#### [WORK TO BE COMPLETED]
Set down the data below in full and exactly, minus the pictures.

================

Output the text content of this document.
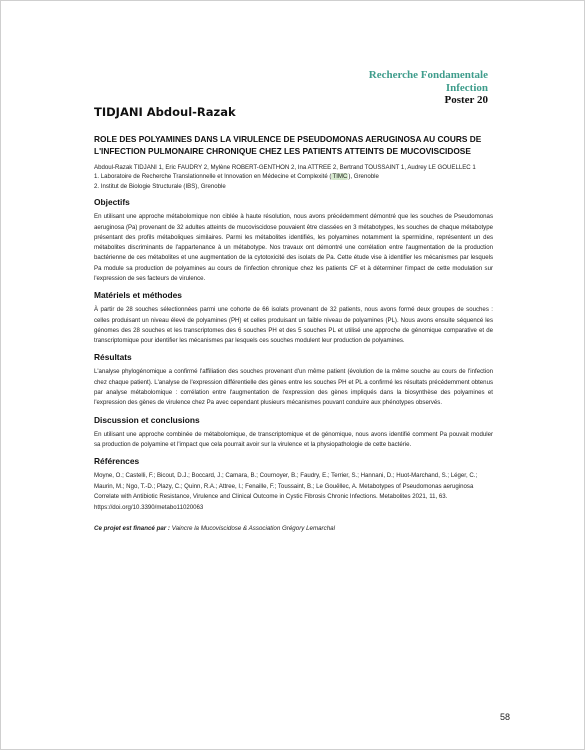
Recherche Fondamentale
Infection
Poster 20
TIDJANI Abdoul-Razak
ROLE DES POLYAMINES DANS LA VIRULENCE DE PSEUDOMONAS AERUGINOSA AU COURS DE
L'INFECTION PULMONAIRE CHRONIQUE CHEZ LES PATIENTS ATTEINTS DE MUCOVISCIDOSE

Abdoul-Razak TIDJANI 1, Eric FAUDRY 2, Mylène ROBERT-GENTHON 2, Ina ATTREE 2, Bertrand TOUSSAINT 1, Audrey LE GOUELLEC 1

1. Laboratoire de Recherche Translationnelle et Innovation en Médecine et Complexité (TIMC), Grenoble

2. Institut de Biologie Structurale (IBS), Grenoble

Objectifs

En utilisant une approche métabolomique non ciblée à haute résolution, nous avons précédemment démontré que les souches de Pseudomonas aeruginosa (Pa) provenant de 32 adultes atteints de mucoviscidose pouvaient être classées en 3 métabotypes, les souches de chaque métabotype présentant des profils métaboliques similaires. Parmi les métabolites identifiés, les polyamines notamment la spermidine, représentent un des métabolites discriminants de l'appartenance à un métabotype. Nos travaux ont démontré une corrélation entre l'augmentation de la production bactérienne de ces métabolites et une augmentation de la cytotoxicité des isolats de Pa. Cette étude vise à identifier les mécanismes par lesquels Pa module sa production de polyamines au cours de l'infection chronique chez les patients CF et à déterminer l'impact de cette modulation sur l'expression de ses facteurs de virulence.

Matériels et méthodes

À partir de 28 souches sélectionnées parmi une cohorte de 66 isolats provenant de 32 patients, nous avons formé deux groupes de souches : celles produisant un niveau élevé de polyamines (PH) et celles produisant un faible niveau de polyamines (PL). Nous avons ensuite séquencé les génomes des 28 souches et les transcriptomes des 6 souches PH et des 5 souches PL et utilisé une approche de génomique comparative et de transcriptomique pour identifier les mécanismes par lesquels ces souches modulent leur production de polyamines.

Résultats

L'analyse phylogénomique a confirmé l'affiliation des souches provenant d'un même patient (évolution de la même souche au cours de l'infection chez chaque patient). L'analyse de l'expression différentielle des gènes entre les souches PH et PL a confirmé les résultats précédemment obtenus par analyse métabolomique : corrélation entre l'augmentation de l'expression des gènes impliqués dans la biosynthèse des polyamines et l'expression des gènes de virulence chez Pa avec cependant plusieurs mécanismes pouvant conduire aux phénotypes observés.

Discussion et conclusions

En utilisant une approche combinée de métabolomique, de transcriptomique et de génomique, nous avons identifié comment Pa pouvait moduler sa production de polyamine et l'impact que cela pourrait avoir sur la virulence et la physiopathologie de cette bactérie.

Références

Moyne, O.; Castelli, F.; Bicout, D.J.; Boccard, J.; Camara, B.; Cournoyer, B.; Faudry, E.; Terrier, S.; Hannani, D.; Huot-Marchand, S.; Léger, C.; Maurin, M.; Ngo, T.-D.; Plazy, C.; Quinn, R.A.; Attree, I.; Fenaille, F.; Toussaint, B.; Le Gouëllec, A. Metabotypes of Pseudomonas aeruginosa Correlate with Antibiotic Resistance, Virulence and Clinical Outcome in Cystic Fibrosis Chronic Infections. Metabolites 2021, 11, 63. https://doi.org/10.3390/metabo11020063

Ce projet est financé par : Vaincre la Mucoviscidose & Association Grégory Lemarchal

58
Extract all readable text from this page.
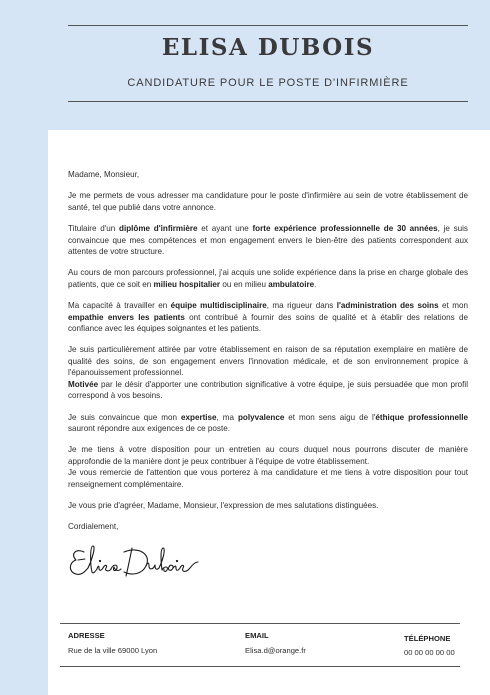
ELISA DUBOIS
CANDIDATURE POUR LE POSTE D'INFIRMIÈRE

Madame, Monsieur,

Je me permets de vous adresser ma candidature pour le poste d'infirmière au sein de votre établissement de santé, tel que publié dans votre annonce.

Titulaire d'un diplôme d'infirmière et ayant une forte expérience professionnelle de 30 années, je suis convaincue que mes compétences et mon engagement envers le bien-être des patients correspondent aux attentes de votre structure.

Au cours de mon parcours professionnel, j'ai acquis une solide expérience dans la prise en charge globale des patients, que ce soit en milieu hospitalier ou en milieu ambulatoire.

Ma capacité à travailler en équipe multidisciplinaire, ma rigueur dans l'administration des soins et mon empathie envers les patients ont contribué à fournir des soins de qualité et à établir des relations de confiance avec les équipes soignantes et les patients.

Je suis particulièrement attirée par votre établissement en raison de sa réputation exemplaire en matière de qualité des soins, de son engagement envers l'innovation médicale, et de son environnement propice à l'épanouissement professionnel.

Motivée par le désir d'apporter une contribution significative à votre équipe, je suis persuadée que mon profil correspond à vos besoins.

Je suis convaincue que mon expertise, ma polyvalence et mon sens aigu de l'éthique professionnelle sauront répondre aux exigences de ce poste.

Je me tiens à votre disposition pour un entretien au cours duquel nous pourrons discuter de manière approfondie de la manière dont je peux contribuer à l'équipe de votre établissement.

Je vous remercie de l'attention que vous porterez à ma candidature et me tiens à votre disposition pour tout renseignement complémentaire.

Je vous prie d'agréer, Madame, Monsieur, l'expression de mes salutations distinguées.

Cordialement,

ADRESSE
Rue de la ville 69000 Lyon
EMAIL
Elisa.d@orange.fr
TÉLÉPHONE
00 00 00 00 00
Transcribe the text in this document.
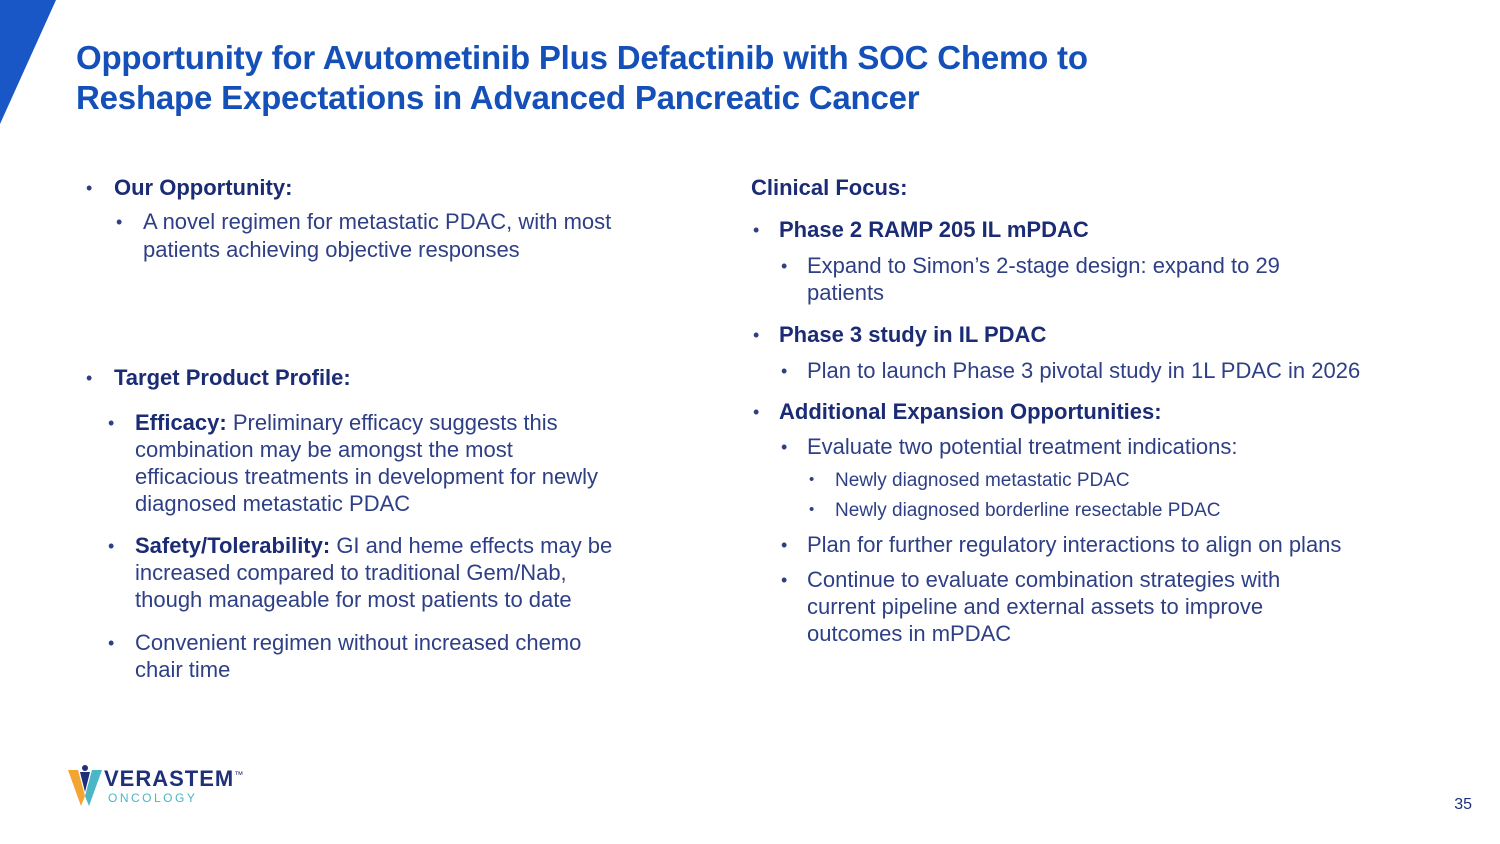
Opportunity for Avutometinib Plus Defactinib with SOC Chemo to
Reshape Expectations in Advanced Pancreatic Cancer
• Our Opportunity:

• A novel regimen for metastatic PDAC, with most

patients achieving objective responses

• Target Product Profile:

• Efficacy: Preliminary efficacy suggests this

combination may be amongst the most

efficacious treatments in development for newly

diagnosed metastatic PDAC

• Safety/Tolerability: GI and heme effects may be

increased compared to traditional Gem/Nab,

though manageable for most patients to date

• Convenient regimen without increased chemo

chair time

Clinical Focus:

• Phase 2 RAMP 205 IL mPDAC

• Expand to Simon’s 2-stage design: expand to 29

patients

• Phase 3 study in IL PDAC

• Plan to launch Phase 3 pivotal study in 1L PDAC in 2026

• Additional Expansion Opportunities:

• Evaluate two potential treatment indications:

• Newly diagnosed metastatic PDAC

• Newly diagnosed borderline resectable PDAC

• Plan for further regulatory interactions to align on plans

• Continue to evaluate combination strategies with

current pipeline and external assets to improve

outcomes in mPDAC

VERASTEM™

ONCOLOGY	35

================

#### [EXERCISE ANSWER]
Output the text content of this document.
Recherche Fondamentale
Infection
Poster 20
TIDJANI Abdoul-Razak
ROLE DES POLYAMINES DANS LA VIRULENCE DE PSEUDOMONAS AERUGINOSA AU COURS DE
L'INFECTION PULMONAIRE CHRONIQUE CHEZ LES PATIENTS ATTEINTS DE MUCOVISCIDOSE

Abdoul-Razak TIDJANI 1, Eric FAUDRY 2, Mylène ROBERT-GENTHON 2, Ina ATTREE 2, Bertrand TOUSSAINT 1, Audrey LE GOUELLEC 1

1. Laboratoire de Recherche Translationnelle et Innovation en Médecine et Complexité (TIMC), Grenoble

2. Institut de Biologie Structurale (IBS), Grenoble

Objectifs

En utilisant une approche métabolomique non ciblée à haute résolution, nous avons précédemment démontré que les souches de Pseudomonas aeruginosa (Pa) provenant de 32 adultes atteints de mucoviscidose pouvaient être classées en 3 métabotypes, les souches de chaque métabotype présentant des profils métaboliques similaires. Parmi les métabolites identifiés, les polyamines notamment la spermidine, représentent un des métabolites discriminants de l'appartenance à un métabotype. Nos travaux ont démontré une corrélation entre l'augmentation de la production bactérienne de ces métabolites et une augmentation de la cytotoxicité des isolats de Pa. Cette étude vise à identifier les mécanismes par lesquels Pa module sa production de polyamines au cours de l'infection chronique chez les patients CF et à déterminer l'impact de cette modulation sur l'expression de ses facteurs de virulence.

Matériels et méthodes

À partir de 28 souches sélectionnées parmi une cohorte de 66 isolats provenant de 32 patients, nous avons formé deux groupes de souches : celles produisant un niveau élevé de polyamines (PH) et celles produisant un faible niveau de polyamines (PL). Nous avons ensuite séquencé les génomes des 28 souches et les transcriptomes des 6 souches PH et des 5 souches PL et utilisé une approche de génomique comparative et de transcriptomique pour identifier les mécanismes par lesquels ces souches modulent leur production de polyamines.

Résultats

L'analyse phylogénomique a confirmé l'affiliation des souches provenant d'un même patient (évolution de la même souche au cours de l'infection chez chaque patient). L'analyse de l'expression différentielle des gènes entre les souches PH et PL a confirmé les résultats précédemment obtenus par analyse métabolomique : corrélation entre l'augmentation de l'expression des gènes impliqués dans la biosynthèse des polyamines et l'expression des gènes de virulence chez Pa avec cependant plusieurs mécanismes pouvant conduire aux phénotypes observés.

Discussion et conclusions

En utilisant une approche combinée de métabolomique, de transcriptomique et de génomique, nous avons identifié comment Pa pouvait moduler sa production de polyamine et l'impact que cela pourrait avoir sur la virulence et la physiopathologie de cette bactérie.

Références

Moyne, O.; Castelli, F.; Bicout, D.J.; Boccard, J.; Camara, B.; Cournoyer, B.; Faudry, E.; Terrier, S.; Hannani, D.; Huot-Marchand, S.; Léger, C.; Maurin, M.; Ngo, T.-D.; Plazy, C.; Quinn, R.A.; Attree, I.; Fenaille, F.; Toussaint, B.; Le Gouëllec, A. Metabotypes of Pseudomonas aeruginosa Correlate with Antibiotic Resistance, Virulence and Clinical Outcome in Cystic Fibrosis Chronic Infections. Metabolites 2021, 11, 63. https://doi.org/10.3390/metabo11020063

Ce projet est financé par : Vaincre la Mucoviscidose & Association Grégory Lemarchal

58
Extract all readable text from this page.
ELISA DUBOIS
CANDIDATURE POUR LE POSTE D'INFIRMIÈRE

Madame, Monsieur,

Je me permets de vous adresser ma candidature pour le poste d'infirmière au sein de votre établissement de santé, tel que publié dans votre annonce.

Titulaire d'un diplôme d'infirmière et ayant une forte expérience professionnelle de 30 années, je suis convaincue que mes compétences et mon engagement envers le bien-être des patients correspondent aux attentes de votre structure.

Au cours de mon parcours professionnel, j'ai acquis une solide expérience dans la prise en charge globale des patients, que ce soit en milieu hospitalier ou en milieu ambulatoire.

Ma capacité à travailler en équipe multidisciplinaire, ma rigueur dans l'administration des soins et mon empathie envers les patients ont contribué à fournir des soins de qualité et à établir des relations de confiance avec les équipes soignantes et les patients.

Je suis particulièrement attirée par votre établissement en raison de sa réputation exemplaire en matière de qualité des soins, de son engagement envers l'innovation médicale, et de son environnement propice à l'épanouissement professionnel.

Motivée par le désir d'apporter une contribution significative à votre équipe, je suis persuadée que mon profil correspond à vos besoins.

Je suis convaincue que mon expertise, ma polyvalence et mon sens aigu de l'éthique professionnelle sauront répondre aux exigences de ce poste.

Je me tiens à votre disposition pour un entretien au cours duquel nous pourrons discuter de manière approfondie de la manière dont je peux contribuer à l'équipe de votre établissement.

Je vous remercie de l'attention que vous porterez à ma candidature et me tiens à votre disposition pour tout renseignement complémentaire.

Je vous prie d'agréer, Madame, Monsieur, l'expression de mes salutations distinguées.

Cordialement,

ADRESSE
Rue de la ville 69000 Lyon
EMAIL
Elisa.d@orange.fr
TÉLÉPHONE
00 00 00 00 00
Transcribe the text in this document.
Opportunity for Avutometinib Plus Defactinib with SOC Chemo to
Reshape Expectations in Advanced Pancreatic Cancer
• Our Opportunity:

• A novel regimen for metastatic PDAC, with most

patients achieving objective responses

• Target Product Profile:

• Efficacy: Preliminary efficacy suggests this

combination may be amongst the most

efficacious treatments in development for newly

diagnosed metastatic PDAC

• Safety/Tolerability: GI and heme effects may be

increased compared to traditional Gem/Nab,

though manageable for most patients to date

• Convenient regimen without increased chemo

chair time

Clinical Focus:

• Phase 2 RAMP 205 IL mPDAC

• Expand to Simon’s 2-stage design: expand to 29

patients

• Phase 3 study in IL PDAC

• Plan to launch Phase 3 pivotal study in 1L PDAC in 2026

• Additional Expansion Opportunities:

• Evaluate two potential treatment indications:

• Newly diagnosed metastatic PDAC

• Newly diagnosed borderline resectable PDAC

• Plan for further regulatory interactions to align on plans

• Continue to evaluate combination strategies with

current pipeline and external assets to improve

outcomes in mPDAC

VERASTEM™

ONCOLOGY	35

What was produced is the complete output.